§ **Instructions to follow**: Go through the listing and pick out each line with the word "CAPITAL" in it.

§ **Data for this task**:
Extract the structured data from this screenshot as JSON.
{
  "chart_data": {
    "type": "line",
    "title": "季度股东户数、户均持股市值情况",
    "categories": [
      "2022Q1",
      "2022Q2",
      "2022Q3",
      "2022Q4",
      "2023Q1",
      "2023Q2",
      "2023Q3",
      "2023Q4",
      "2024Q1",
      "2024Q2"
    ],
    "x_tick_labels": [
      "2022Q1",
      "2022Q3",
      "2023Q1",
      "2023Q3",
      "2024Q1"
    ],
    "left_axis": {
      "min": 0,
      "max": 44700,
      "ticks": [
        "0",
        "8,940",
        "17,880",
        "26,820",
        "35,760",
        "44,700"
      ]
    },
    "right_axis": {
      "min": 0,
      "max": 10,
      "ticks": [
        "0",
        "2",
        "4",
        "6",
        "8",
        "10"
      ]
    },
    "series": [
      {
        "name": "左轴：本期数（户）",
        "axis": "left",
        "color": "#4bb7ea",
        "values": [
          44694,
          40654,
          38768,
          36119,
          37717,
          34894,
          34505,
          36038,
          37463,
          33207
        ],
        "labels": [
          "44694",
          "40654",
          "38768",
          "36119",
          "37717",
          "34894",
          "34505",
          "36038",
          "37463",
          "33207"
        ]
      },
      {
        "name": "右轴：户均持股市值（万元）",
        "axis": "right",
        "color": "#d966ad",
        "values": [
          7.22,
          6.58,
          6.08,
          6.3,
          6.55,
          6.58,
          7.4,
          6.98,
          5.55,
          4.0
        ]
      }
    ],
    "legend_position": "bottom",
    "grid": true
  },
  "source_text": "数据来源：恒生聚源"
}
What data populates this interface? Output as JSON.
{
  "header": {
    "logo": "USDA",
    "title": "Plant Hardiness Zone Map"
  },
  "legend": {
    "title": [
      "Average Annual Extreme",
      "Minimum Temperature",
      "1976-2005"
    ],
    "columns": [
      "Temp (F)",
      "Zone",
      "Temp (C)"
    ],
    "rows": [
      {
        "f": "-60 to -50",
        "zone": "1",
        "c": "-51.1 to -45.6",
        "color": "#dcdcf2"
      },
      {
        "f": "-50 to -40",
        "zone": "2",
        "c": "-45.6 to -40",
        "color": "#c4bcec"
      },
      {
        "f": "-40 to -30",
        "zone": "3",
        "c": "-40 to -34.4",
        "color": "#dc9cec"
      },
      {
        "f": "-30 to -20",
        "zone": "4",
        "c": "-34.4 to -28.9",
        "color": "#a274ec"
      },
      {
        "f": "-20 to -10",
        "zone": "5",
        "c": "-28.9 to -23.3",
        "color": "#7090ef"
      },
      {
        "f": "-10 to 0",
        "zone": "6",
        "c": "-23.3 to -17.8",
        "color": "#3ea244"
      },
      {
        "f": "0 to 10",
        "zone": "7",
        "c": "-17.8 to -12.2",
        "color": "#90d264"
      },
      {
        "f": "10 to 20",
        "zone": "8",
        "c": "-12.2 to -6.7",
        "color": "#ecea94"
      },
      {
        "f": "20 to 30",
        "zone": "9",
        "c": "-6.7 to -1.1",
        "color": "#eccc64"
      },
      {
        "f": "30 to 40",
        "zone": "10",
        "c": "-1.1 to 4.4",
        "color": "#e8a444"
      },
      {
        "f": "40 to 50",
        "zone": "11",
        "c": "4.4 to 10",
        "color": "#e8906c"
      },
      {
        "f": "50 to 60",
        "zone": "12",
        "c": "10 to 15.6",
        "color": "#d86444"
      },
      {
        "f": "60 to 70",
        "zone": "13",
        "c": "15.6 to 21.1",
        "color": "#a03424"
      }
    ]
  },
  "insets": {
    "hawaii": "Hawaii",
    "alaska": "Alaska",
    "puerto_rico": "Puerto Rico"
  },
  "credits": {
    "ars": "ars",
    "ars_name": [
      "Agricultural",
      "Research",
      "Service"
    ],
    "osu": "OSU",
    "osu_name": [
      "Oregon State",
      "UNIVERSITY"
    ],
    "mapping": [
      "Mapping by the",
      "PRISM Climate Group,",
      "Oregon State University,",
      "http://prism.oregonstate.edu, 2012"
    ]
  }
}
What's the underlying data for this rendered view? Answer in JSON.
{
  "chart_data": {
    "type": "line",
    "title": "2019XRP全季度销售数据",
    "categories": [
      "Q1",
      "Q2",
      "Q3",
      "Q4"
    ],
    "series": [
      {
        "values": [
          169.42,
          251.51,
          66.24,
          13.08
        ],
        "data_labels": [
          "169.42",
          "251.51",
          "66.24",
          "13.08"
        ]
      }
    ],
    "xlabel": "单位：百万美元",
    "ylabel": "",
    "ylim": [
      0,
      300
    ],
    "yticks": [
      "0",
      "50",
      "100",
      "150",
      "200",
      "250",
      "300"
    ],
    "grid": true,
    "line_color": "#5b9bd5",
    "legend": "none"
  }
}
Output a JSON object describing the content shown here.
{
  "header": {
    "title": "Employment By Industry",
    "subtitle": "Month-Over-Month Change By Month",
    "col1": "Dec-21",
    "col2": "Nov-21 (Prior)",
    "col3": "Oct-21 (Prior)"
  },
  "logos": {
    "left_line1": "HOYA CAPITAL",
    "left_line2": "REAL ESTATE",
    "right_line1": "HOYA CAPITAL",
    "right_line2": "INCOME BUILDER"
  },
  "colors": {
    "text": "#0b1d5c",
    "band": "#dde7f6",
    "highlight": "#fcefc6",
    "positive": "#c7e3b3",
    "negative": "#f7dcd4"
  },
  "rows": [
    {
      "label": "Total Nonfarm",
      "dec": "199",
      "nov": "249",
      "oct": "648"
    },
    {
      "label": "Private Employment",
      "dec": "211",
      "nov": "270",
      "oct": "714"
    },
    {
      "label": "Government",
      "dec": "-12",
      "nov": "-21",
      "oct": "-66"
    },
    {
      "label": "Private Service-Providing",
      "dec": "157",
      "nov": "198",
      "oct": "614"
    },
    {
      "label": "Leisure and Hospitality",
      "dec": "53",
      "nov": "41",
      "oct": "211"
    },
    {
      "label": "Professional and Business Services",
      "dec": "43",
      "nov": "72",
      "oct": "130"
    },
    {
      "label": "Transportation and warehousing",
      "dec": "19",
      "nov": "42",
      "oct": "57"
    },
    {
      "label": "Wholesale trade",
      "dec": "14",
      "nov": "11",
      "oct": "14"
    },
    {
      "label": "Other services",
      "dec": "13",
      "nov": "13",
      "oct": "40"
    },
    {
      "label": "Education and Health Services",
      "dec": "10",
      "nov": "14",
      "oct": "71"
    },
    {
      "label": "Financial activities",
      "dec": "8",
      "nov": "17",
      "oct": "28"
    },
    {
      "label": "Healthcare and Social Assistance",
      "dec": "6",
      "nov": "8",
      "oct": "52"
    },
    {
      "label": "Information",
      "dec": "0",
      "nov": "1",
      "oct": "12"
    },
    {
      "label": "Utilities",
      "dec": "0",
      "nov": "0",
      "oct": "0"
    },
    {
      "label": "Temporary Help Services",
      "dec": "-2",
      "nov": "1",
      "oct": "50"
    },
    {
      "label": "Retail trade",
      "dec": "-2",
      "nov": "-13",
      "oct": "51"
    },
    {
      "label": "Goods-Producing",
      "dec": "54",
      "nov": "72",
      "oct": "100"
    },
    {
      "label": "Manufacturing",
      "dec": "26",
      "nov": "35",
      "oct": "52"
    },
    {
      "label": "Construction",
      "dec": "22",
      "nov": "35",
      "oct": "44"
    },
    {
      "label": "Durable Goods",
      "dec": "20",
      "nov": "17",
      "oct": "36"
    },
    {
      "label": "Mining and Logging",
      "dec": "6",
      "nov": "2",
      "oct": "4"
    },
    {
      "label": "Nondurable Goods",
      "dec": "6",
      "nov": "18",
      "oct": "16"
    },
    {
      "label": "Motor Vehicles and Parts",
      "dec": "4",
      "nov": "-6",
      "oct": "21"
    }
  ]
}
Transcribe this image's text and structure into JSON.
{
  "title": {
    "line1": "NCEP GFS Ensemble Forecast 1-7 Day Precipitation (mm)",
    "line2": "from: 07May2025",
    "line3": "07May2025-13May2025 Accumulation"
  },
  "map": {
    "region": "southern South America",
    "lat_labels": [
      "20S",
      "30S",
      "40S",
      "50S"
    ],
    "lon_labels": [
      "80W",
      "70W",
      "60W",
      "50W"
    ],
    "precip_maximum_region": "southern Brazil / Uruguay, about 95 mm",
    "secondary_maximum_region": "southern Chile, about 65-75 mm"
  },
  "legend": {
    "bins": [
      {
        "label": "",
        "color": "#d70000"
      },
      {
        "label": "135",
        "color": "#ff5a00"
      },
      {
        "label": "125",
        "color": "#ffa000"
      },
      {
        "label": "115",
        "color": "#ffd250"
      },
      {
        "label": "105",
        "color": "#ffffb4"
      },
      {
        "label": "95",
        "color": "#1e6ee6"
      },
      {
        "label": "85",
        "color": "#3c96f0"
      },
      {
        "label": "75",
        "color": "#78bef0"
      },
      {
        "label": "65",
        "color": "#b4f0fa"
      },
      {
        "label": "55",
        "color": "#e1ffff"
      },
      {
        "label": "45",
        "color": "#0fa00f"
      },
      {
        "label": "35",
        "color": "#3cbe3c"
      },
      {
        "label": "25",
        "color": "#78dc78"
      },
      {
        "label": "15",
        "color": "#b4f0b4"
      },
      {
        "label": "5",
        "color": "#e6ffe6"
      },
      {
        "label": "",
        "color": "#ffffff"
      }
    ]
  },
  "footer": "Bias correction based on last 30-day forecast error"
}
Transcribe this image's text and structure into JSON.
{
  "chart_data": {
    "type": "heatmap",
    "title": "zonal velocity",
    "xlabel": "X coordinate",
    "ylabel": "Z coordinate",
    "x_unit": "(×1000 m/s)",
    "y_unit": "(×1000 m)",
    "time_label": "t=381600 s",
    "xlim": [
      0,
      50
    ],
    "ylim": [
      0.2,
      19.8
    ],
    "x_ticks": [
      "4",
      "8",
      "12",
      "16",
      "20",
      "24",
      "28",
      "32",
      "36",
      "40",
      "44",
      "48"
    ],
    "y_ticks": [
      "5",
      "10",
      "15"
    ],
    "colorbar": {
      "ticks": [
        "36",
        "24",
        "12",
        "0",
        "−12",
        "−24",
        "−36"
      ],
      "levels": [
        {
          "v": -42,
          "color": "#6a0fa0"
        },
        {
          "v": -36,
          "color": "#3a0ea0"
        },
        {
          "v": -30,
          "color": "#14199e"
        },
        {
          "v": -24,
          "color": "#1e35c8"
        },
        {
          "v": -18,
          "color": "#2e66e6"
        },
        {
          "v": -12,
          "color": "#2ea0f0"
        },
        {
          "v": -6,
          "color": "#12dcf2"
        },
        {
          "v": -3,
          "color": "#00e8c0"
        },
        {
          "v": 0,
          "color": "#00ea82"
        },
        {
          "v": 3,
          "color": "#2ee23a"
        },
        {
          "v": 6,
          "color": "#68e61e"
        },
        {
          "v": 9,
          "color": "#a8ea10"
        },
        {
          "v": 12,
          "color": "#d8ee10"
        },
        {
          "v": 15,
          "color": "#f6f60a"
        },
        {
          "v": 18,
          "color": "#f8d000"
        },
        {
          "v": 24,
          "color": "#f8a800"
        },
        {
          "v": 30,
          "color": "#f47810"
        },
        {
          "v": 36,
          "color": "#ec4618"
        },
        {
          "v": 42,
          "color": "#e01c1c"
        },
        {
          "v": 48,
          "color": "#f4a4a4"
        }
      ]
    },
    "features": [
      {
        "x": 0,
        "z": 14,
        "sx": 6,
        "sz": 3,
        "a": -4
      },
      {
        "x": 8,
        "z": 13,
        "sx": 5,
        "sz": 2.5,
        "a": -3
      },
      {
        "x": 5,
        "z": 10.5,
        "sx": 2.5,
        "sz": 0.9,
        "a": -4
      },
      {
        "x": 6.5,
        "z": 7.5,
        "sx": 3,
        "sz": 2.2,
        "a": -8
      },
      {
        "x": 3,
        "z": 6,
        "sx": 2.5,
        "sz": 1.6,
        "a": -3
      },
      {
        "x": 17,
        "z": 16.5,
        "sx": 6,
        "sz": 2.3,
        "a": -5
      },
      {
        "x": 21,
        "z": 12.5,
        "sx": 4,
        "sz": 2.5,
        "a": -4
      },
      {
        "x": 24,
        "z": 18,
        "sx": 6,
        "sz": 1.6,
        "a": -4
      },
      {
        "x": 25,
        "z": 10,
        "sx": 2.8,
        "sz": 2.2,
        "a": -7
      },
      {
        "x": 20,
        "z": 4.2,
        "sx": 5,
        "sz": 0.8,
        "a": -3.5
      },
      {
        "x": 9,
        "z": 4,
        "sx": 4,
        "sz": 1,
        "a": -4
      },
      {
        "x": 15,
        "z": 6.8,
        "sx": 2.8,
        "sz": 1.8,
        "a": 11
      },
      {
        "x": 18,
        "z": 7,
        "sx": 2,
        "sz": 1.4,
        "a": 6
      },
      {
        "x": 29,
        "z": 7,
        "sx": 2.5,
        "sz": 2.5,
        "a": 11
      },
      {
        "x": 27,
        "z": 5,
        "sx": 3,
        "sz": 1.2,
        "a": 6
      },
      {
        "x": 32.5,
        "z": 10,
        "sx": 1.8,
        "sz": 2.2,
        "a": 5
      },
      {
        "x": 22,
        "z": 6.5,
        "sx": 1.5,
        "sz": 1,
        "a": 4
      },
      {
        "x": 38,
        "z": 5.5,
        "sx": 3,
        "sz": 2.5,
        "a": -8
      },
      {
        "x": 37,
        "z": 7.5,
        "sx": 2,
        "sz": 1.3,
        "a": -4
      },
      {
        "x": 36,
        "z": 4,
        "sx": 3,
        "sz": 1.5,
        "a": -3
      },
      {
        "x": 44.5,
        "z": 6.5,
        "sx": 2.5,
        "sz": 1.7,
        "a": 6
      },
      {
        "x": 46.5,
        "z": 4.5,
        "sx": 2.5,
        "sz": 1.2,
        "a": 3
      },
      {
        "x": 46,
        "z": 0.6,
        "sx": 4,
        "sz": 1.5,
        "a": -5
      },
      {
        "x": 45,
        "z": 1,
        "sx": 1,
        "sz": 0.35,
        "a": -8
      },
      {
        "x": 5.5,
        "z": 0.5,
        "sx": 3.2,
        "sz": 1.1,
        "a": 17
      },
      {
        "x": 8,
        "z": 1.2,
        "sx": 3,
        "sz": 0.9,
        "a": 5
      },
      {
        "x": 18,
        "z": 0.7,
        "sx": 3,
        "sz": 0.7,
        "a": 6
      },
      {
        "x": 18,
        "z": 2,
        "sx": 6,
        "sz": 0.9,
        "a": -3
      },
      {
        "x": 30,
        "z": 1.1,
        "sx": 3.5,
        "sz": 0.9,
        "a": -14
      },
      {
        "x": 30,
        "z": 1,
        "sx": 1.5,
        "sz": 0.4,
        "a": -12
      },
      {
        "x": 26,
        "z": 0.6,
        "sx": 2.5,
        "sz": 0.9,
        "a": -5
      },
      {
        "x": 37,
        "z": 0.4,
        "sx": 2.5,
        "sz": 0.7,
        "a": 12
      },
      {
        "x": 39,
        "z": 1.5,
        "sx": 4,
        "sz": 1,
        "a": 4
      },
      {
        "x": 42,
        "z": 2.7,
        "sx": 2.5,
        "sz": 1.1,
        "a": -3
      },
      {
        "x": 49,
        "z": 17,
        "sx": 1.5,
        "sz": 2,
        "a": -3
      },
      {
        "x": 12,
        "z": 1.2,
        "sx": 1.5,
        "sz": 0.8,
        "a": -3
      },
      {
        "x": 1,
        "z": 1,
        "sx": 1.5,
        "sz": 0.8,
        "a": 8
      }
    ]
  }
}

§ **Solved problem**:
    "left_line1": "HOYA CAPITAL",
    "right_line1": "HOYA CAPITAL",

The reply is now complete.